◆ GIVEN EXERCISE
Pull out every line of the listing below where "metsäalan" appears.

◆ EXERCISE MATERIAL
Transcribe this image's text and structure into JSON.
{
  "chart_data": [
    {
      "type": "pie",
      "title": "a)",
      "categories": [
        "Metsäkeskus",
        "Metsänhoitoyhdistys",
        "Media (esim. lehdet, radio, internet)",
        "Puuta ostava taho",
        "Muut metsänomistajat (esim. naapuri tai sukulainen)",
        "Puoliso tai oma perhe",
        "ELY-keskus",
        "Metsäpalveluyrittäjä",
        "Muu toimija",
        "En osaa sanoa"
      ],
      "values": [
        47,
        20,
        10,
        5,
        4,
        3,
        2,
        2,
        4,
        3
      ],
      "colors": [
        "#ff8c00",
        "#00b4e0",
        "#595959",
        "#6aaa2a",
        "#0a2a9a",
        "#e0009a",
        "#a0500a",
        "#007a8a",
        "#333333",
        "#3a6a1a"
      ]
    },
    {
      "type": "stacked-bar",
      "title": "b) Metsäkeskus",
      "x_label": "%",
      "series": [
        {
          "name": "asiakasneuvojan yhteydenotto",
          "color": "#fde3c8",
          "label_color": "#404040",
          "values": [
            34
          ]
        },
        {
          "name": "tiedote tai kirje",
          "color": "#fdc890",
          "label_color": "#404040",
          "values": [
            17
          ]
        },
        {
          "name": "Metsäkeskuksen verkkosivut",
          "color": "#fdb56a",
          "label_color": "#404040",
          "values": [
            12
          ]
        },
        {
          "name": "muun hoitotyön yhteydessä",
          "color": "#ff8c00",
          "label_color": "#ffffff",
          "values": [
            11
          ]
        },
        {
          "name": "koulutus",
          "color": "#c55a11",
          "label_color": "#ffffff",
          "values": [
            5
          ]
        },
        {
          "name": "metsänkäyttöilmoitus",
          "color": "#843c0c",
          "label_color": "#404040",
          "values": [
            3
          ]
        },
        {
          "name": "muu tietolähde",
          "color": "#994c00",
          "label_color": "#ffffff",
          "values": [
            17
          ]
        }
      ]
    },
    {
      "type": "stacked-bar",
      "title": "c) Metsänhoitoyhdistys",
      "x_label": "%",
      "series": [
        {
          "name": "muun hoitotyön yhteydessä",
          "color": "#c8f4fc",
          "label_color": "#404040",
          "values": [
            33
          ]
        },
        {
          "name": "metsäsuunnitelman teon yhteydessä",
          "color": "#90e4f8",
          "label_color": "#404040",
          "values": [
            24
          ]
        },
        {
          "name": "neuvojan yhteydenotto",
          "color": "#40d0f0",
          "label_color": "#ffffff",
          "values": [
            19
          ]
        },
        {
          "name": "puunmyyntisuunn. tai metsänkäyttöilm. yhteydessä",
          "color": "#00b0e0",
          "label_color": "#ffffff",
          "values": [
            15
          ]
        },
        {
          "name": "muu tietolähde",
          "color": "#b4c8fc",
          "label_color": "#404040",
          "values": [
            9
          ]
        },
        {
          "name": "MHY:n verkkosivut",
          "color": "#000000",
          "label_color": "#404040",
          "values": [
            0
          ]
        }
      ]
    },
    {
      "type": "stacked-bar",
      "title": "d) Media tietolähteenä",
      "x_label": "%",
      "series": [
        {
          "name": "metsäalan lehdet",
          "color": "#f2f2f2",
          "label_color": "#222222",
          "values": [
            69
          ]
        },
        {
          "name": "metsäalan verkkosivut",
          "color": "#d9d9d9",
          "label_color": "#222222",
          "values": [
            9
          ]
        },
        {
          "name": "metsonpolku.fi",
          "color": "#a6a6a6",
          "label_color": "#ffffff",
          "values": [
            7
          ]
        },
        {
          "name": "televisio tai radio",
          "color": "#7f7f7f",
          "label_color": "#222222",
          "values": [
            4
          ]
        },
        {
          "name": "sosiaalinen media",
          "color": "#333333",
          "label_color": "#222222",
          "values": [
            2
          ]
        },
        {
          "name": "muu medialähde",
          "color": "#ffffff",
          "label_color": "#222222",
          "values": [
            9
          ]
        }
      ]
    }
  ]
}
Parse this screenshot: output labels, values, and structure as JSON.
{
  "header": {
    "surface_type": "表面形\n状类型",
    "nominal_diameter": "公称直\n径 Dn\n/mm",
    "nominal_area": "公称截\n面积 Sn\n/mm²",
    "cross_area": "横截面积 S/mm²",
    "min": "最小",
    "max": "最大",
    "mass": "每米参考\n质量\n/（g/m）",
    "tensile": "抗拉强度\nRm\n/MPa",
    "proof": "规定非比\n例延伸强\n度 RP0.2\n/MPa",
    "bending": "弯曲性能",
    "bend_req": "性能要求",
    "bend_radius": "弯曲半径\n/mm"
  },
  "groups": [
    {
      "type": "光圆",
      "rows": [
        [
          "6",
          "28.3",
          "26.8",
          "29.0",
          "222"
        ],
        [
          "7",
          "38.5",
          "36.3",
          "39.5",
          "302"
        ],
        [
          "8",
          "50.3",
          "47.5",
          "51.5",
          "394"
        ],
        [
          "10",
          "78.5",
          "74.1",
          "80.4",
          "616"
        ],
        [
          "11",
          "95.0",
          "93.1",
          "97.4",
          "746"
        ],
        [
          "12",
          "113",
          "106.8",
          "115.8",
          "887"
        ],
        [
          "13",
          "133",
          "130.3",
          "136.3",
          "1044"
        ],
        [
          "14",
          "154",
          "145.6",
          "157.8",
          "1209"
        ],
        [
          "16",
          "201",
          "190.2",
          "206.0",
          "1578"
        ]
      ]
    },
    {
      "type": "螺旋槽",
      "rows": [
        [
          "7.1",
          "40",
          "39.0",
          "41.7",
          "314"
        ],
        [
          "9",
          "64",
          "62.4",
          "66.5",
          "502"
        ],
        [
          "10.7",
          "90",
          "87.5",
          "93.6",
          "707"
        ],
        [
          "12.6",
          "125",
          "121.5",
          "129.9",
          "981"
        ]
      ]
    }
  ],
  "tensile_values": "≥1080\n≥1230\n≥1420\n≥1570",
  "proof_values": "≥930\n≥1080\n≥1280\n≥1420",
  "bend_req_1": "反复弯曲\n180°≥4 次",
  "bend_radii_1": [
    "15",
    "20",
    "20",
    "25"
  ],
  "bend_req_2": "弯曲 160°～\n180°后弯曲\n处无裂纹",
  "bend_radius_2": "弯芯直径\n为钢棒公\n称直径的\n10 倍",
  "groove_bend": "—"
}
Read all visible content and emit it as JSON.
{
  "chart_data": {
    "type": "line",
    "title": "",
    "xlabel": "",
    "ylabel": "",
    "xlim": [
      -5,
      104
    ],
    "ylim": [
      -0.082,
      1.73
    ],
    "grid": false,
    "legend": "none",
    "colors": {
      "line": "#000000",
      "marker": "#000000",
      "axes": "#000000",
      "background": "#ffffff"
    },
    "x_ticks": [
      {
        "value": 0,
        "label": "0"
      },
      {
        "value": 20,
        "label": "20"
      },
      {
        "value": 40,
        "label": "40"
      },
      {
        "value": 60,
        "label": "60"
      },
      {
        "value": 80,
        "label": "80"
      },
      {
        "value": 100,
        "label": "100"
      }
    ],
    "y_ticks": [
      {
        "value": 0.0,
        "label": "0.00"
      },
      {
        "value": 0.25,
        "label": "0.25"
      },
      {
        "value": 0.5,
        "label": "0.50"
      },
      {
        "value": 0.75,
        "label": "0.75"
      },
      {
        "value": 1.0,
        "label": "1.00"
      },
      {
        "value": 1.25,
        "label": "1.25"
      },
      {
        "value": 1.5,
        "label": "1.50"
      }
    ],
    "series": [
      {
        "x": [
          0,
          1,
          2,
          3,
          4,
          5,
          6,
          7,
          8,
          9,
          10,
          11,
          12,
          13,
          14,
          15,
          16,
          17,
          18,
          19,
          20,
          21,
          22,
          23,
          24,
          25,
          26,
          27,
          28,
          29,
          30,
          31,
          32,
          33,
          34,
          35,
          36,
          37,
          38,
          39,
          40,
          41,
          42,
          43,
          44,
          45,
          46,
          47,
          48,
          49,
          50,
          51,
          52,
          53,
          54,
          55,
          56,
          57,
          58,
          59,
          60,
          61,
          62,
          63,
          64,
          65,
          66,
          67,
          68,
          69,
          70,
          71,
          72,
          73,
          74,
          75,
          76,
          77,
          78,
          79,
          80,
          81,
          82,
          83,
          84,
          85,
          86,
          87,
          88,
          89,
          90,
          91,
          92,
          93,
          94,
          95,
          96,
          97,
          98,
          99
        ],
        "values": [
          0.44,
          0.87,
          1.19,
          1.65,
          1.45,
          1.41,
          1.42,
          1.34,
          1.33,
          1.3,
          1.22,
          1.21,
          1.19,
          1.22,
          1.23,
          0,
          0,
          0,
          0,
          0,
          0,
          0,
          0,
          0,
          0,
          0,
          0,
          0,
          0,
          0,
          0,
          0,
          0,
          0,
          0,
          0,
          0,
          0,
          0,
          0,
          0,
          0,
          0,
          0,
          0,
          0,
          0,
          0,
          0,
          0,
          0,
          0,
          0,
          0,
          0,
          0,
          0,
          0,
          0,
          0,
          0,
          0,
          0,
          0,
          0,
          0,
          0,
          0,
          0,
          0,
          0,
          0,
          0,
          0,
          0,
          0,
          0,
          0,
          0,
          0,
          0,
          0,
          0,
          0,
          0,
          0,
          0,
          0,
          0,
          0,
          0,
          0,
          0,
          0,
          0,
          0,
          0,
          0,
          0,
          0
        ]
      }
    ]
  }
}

◆ FINAL ANSWER
          "name": "metsäalan lehdet",
          "name": "metsäalan verkkosivut",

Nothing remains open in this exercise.